--- BEGIN EXCERPTED DATA ---

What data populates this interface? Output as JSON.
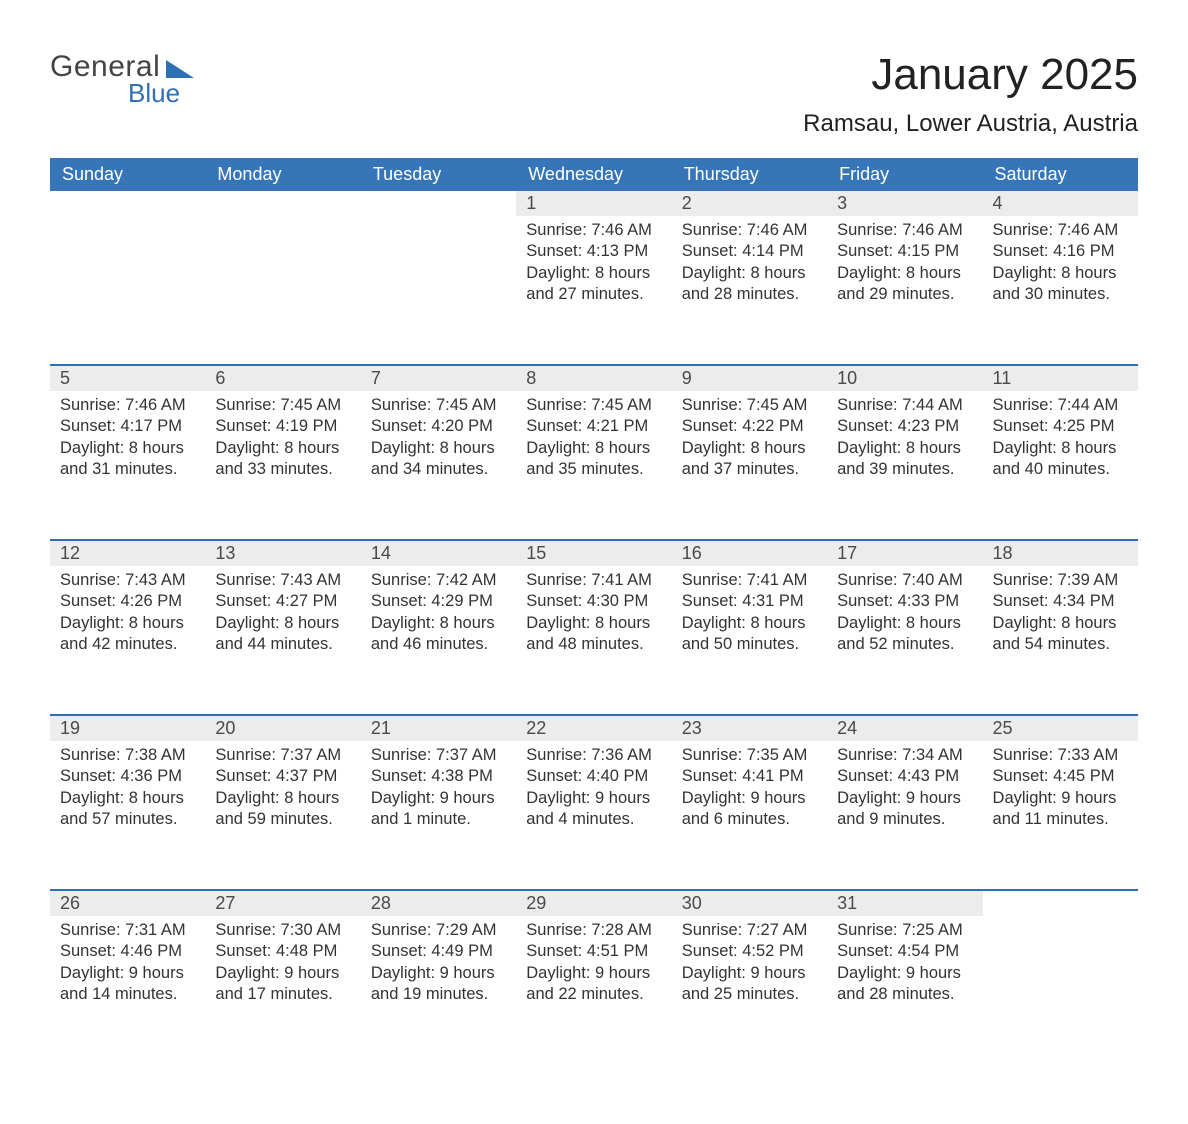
{
  "brand": {
    "general": "General",
    "blue": "Blue",
    "text_color": "#444444",
    "accent_color": "#2f6fb3"
  },
  "header": {
    "month_title": "January 2025",
    "location": "Ramsau, Lower Austria, Austria",
    "title_fontsize": 44,
    "location_fontsize": 24
  },
  "calendar": {
    "type": "table",
    "header_bg": "#3676b8",
    "header_text_color": "#ffffff",
    "daynum_bg": "#ececec",
    "week_divider_color": "#2f6fb3",
    "body_text_color": "#333333",
    "body_fontsize": 16.5,
    "columns": [
      "Sunday",
      "Monday",
      "Tuesday",
      "Wednesday",
      "Thursday",
      "Friday",
      "Saturday"
    ],
    "weeks": [
      [
        null,
        null,
        null,
        {
          "day": "1",
          "sunrise": "Sunrise: 7:46 AM",
          "sunset": "Sunset: 4:13 PM",
          "d1": "Daylight: 8 hours",
          "d2": "and 27 minutes."
        },
        {
          "day": "2",
          "sunrise": "Sunrise: 7:46 AM",
          "sunset": "Sunset: 4:14 PM",
          "d1": "Daylight: 8 hours",
          "d2": "and 28 minutes."
        },
        {
          "day": "3",
          "sunrise": "Sunrise: 7:46 AM",
          "sunset": "Sunset: 4:15 PM",
          "d1": "Daylight: 8 hours",
          "d2": "and 29 minutes."
        },
        {
          "day": "4",
          "sunrise": "Sunrise: 7:46 AM",
          "sunset": "Sunset: 4:16 PM",
          "d1": "Daylight: 8 hours",
          "d2": "and 30 minutes."
        }
      ],
      [
        {
          "day": "5",
          "sunrise": "Sunrise: 7:46 AM",
          "sunset": "Sunset: 4:17 PM",
          "d1": "Daylight: 8 hours",
          "d2": "and 31 minutes."
        },
        {
          "day": "6",
          "sunrise": "Sunrise: 7:45 AM",
          "sunset": "Sunset: 4:19 PM",
          "d1": "Daylight: 8 hours",
          "d2": "and 33 minutes."
        },
        {
          "day": "7",
          "sunrise": "Sunrise: 7:45 AM",
          "sunset": "Sunset: 4:20 PM",
          "d1": "Daylight: 8 hours",
          "d2": "and 34 minutes."
        },
        {
          "day": "8",
          "sunrise": "Sunrise: 7:45 AM",
          "sunset": "Sunset: 4:21 PM",
          "d1": "Daylight: 8 hours",
          "d2": "and 35 minutes."
        },
        {
          "day": "9",
          "sunrise": "Sunrise: 7:45 AM",
          "sunset": "Sunset: 4:22 PM",
          "d1": "Daylight: 8 hours",
          "d2": "and 37 minutes."
        },
        {
          "day": "10",
          "sunrise": "Sunrise: 7:44 AM",
          "sunset": "Sunset: 4:23 PM",
          "d1": "Daylight: 8 hours",
          "d2": "and 39 minutes."
        },
        {
          "day": "11",
          "sunrise": "Sunrise: 7:44 AM",
          "sunset": "Sunset: 4:25 PM",
          "d1": "Daylight: 8 hours",
          "d2": "and 40 minutes."
        }
      ],
      [
        {
          "day": "12",
          "sunrise": "Sunrise: 7:43 AM",
          "sunset": "Sunset: 4:26 PM",
          "d1": "Daylight: 8 hours",
          "d2": "and 42 minutes."
        },
        {
          "day": "13",
          "sunrise": "Sunrise: 7:43 AM",
          "sunset": "Sunset: 4:27 PM",
          "d1": "Daylight: 8 hours",
          "d2": "and 44 minutes."
        },
        {
          "day": "14",
          "sunrise": "Sunrise: 7:42 AM",
          "sunset": "Sunset: 4:29 PM",
          "d1": "Daylight: 8 hours",
          "d2": "and 46 minutes."
        },
        {
          "day": "15",
          "sunrise": "Sunrise: 7:41 AM",
          "sunset": "Sunset: 4:30 PM",
          "d1": "Daylight: 8 hours",
          "d2": "and 48 minutes."
        },
        {
          "day": "16",
          "sunrise": "Sunrise: 7:41 AM",
          "sunset": "Sunset: 4:31 PM",
          "d1": "Daylight: 8 hours",
          "d2": "and 50 minutes."
        },
        {
          "day": "17",
          "sunrise": "Sunrise: 7:40 AM",
          "sunset": "Sunset: 4:33 PM",
          "d1": "Daylight: 8 hours",
          "d2": "and 52 minutes."
        },
        {
          "day": "18",
          "sunrise": "Sunrise: 7:39 AM",
          "sunset": "Sunset: 4:34 PM",
          "d1": "Daylight: 8 hours",
          "d2": "and 54 minutes."
        }
      ],
      [
        {
          "day": "19",
          "sunrise": "Sunrise: 7:38 AM",
          "sunset": "Sunset: 4:36 PM",
          "d1": "Daylight: 8 hours",
          "d2": "and 57 minutes."
        },
        {
          "day": "20",
          "sunrise": "Sunrise: 7:37 AM",
          "sunset": "Sunset: 4:37 PM",
          "d1": "Daylight: 8 hours",
          "d2": "and 59 minutes."
        },
        {
          "day": "21",
          "sunrise": "Sunrise: 7:37 AM",
          "sunset": "Sunset: 4:38 PM",
          "d1": "Daylight: 9 hours",
          "d2": "and 1 minute."
        },
        {
          "day": "22",
          "sunrise": "Sunrise: 7:36 AM",
          "sunset": "Sunset: 4:40 PM",
          "d1": "Daylight: 9 hours",
          "d2": "and 4 minutes."
        },
        {
          "day": "23",
          "sunrise": "Sunrise: 7:35 AM",
          "sunset": "Sunset: 4:41 PM",
          "d1": "Daylight: 9 hours",
          "d2": "and 6 minutes."
        },
        {
          "day": "24",
          "sunrise": "Sunrise: 7:34 AM",
          "sunset": "Sunset: 4:43 PM",
          "d1": "Daylight: 9 hours",
          "d2": "and 9 minutes."
        },
        {
          "day": "25",
          "sunrise": "Sunrise: 7:33 AM",
          "sunset": "Sunset: 4:45 PM",
          "d1": "Daylight: 9 hours",
          "d2": "and 11 minutes."
        }
      ],
      [
        {
          "day": "26",
          "sunrise": "Sunrise: 7:31 AM",
          "sunset": "Sunset: 4:46 PM",
          "d1": "Daylight: 9 hours",
          "d2": "and 14 minutes."
        },
        {
          "day": "27",
          "sunrise": "Sunrise: 7:30 AM",
          "sunset": "Sunset: 4:48 PM",
          "d1": "Daylight: 9 hours",
          "d2": "and 17 minutes."
        },
        {
          "day": "28",
          "sunrise": "Sunrise: 7:29 AM",
          "sunset": "Sunset: 4:49 PM",
          "d1": "Daylight: 9 hours",
          "d2": "and 19 minutes."
        },
        {
          "day": "29",
          "sunrise": "Sunrise: 7:28 AM",
          "sunset": "Sunset: 4:51 PM",
          "d1": "Daylight: 9 hours",
          "d2": "and 22 minutes."
        },
        {
          "day": "30",
          "sunrise": "Sunrise: 7:27 AM",
          "sunset": "Sunset: 4:52 PM",
          "d1": "Daylight: 9 hours",
          "d2": "and 25 minutes."
        },
        {
          "day": "31",
          "sunrise": "Sunrise: 7:25 AM",
          "sunset": "Sunset: 4:54 PM",
          "d1": "Daylight: 9 hours",
          "d2": "and 28 minutes."
        },
        null
      ]
    ]
  }
}
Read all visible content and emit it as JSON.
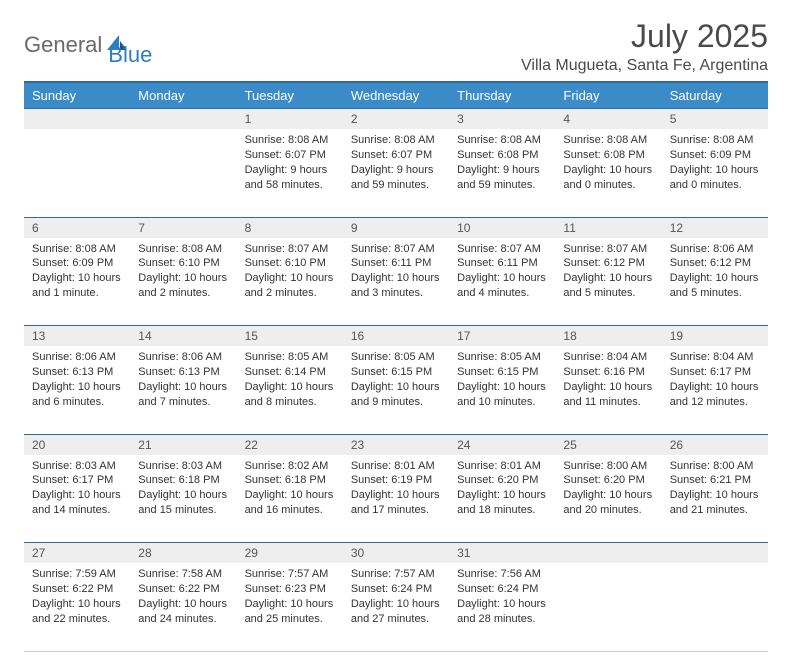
{
  "brand": {
    "part1": "General",
    "part2": "Blue"
  },
  "title": "July 2025",
  "location": "Villa Mugueta, Santa Fe, Argentina",
  "day_headers": [
    "Sunday",
    "Monday",
    "Tuesday",
    "Wednesday",
    "Thursday",
    "Friday",
    "Saturday"
  ],
  "colors": {
    "header_bg": "#3b8bc9",
    "header_border": "#2d6aa0",
    "daynum_bg": "#eeeeee",
    "text": "#333333",
    "brand_gray": "#6a6a6a",
    "brand_blue": "#2d7fc1"
  },
  "weeks": [
    [
      null,
      null,
      {
        "n": "1",
        "sr": "8:08 AM",
        "ss": "6:07 PM",
        "dl": "9 hours and 58 minutes."
      },
      {
        "n": "2",
        "sr": "8:08 AM",
        "ss": "6:07 PM",
        "dl": "9 hours and 59 minutes."
      },
      {
        "n": "3",
        "sr": "8:08 AM",
        "ss": "6:08 PM",
        "dl": "9 hours and 59 minutes."
      },
      {
        "n": "4",
        "sr": "8:08 AM",
        "ss": "6:08 PM",
        "dl": "10 hours and 0 minutes."
      },
      {
        "n": "5",
        "sr": "8:08 AM",
        "ss": "6:09 PM",
        "dl": "10 hours and 0 minutes."
      }
    ],
    [
      {
        "n": "6",
        "sr": "8:08 AM",
        "ss": "6:09 PM",
        "dl": "10 hours and 1 minute."
      },
      {
        "n": "7",
        "sr": "8:08 AM",
        "ss": "6:10 PM",
        "dl": "10 hours and 2 minutes."
      },
      {
        "n": "8",
        "sr": "8:07 AM",
        "ss": "6:10 PM",
        "dl": "10 hours and 2 minutes."
      },
      {
        "n": "9",
        "sr": "8:07 AM",
        "ss": "6:11 PM",
        "dl": "10 hours and 3 minutes."
      },
      {
        "n": "10",
        "sr": "8:07 AM",
        "ss": "6:11 PM",
        "dl": "10 hours and 4 minutes."
      },
      {
        "n": "11",
        "sr": "8:07 AM",
        "ss": "6:12 PM",
        "dl": "10 hours and 5 minutes."
      },
      {
        "n": "12",
        "sr": "8:06 AM",
        "ss": "6:12 PM",
        "dl": "10 hours and 5 minutes."
      }
    ],
    [
      {
        "n": "13",
        "sr": "8:06 AM",
        "ss": "6:13 PM",
        "dl": "10 hours and 6 minutes."
      },
      {
        "n": "14",
        "sr": "8:06 AM",
        "ss": "6:13 PM",
        "dl": "10 hours and 7 minutes."
      },
      {
        "n": "15",
        "sr": "8:05 AM",
        "ss": "6:14 PM",
        "dl": "10 hours and 8 minutes."
      },
      {
        "n": "16",
        "sr": "8:05 AM",
        "ss": "6:15 PM",
        "dl": "10 hours and 9 minutes."
      },
      {
        "n": "17",
        "sr": "8:05 AM",
        "ss": "6:15 PM",
        "dl": "10 hours and 10 minutes."
      },
      {
        "n": "18",
        "sr": "8:04 AM",
        "ss": "6:16 PM",
        "dl": "10 hours and 11 minutes."
      },
      {
        "n": "19",
        "sr": "8:04 AM",
        "ss": "6:17 PM",
        "dl": "10 hours and 12 minutes."
      }
    ],
    [
      {
        "n": "20",
        "sr": "8:03 AM",
        "ss": "6:17 PM",
        "dl": "10 hours and 14 minutes."
      },
      {
        "n": "21",
        "sr": "8:03 AM",
        "ss": "6:18 PM",
        "dl": "10 hours and 15 minutes."
      },
      {
        "n": "22",
        "sr": "8:02 AM",
        "ss": "6:18 PM",
        "dl": "10 hours and 16 minutes."
      },
      {
        "n": "23",
        "sr": "8:01 AM",
        "ss": "6:19 PM",
        "dl": "10 hours and 17 minutes."
      },
      {
        "n": "24",
        "sr": "8:01 AM",
        "ss": "6:20 PM",
        "dl": "10 hours and 18 minutes."
      },
      {
        "n": "25",
        "sr": "8:00 AM",
        "ss": "6:20 PM",
        "dl": "10 hours and 20 minutes."
      },
      {
        "n": "26",
        "sr": "8:00 AM",
        "ss": "6:21 PM",
        "dl": "10 hours and 21 minutes."
      }
    ],
    [
      {
        "n": "27",
        "sr": "7:59 AM",
        "ss": "6:22 PM",
        "dl": "10 hours and 22 minutes."
      },
      {
        "n": "28",
        "sr": "7:58 AM",
        "ss": "6:22 PM",
        "dl": "10 hours and 24 minutes."
      },
      {
        "n": "29",
        "sr": "7:57 AM",
        "ss": "6:23 PM",
        "dl": "10 hours and 25 minutes."
      },
      {
        "n": "30",
        "sr": "7:57 AM",
        "ss": "6:24 PM",
        "dl": "10 hours and 27 minutes."
      },
      {
        "n": "31",
        "sr": "7:56 AM",
        "ss": "6:24 PM",
        "dl": "10 hours and 28 minutes."
      },
      null,
      null
    ]
  ],
  "labels": {
    "sunrise": "Sunrise: ",
    "sunset": "Sunset: ",
    "daylight": "Daylight: "
  }
}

--- END EXCERPTED DATA ---

## YOUR INSTRUCTIONS
Say how many lines in the records above hold "JSON", and give no other text.

## WORKED ANSWER
2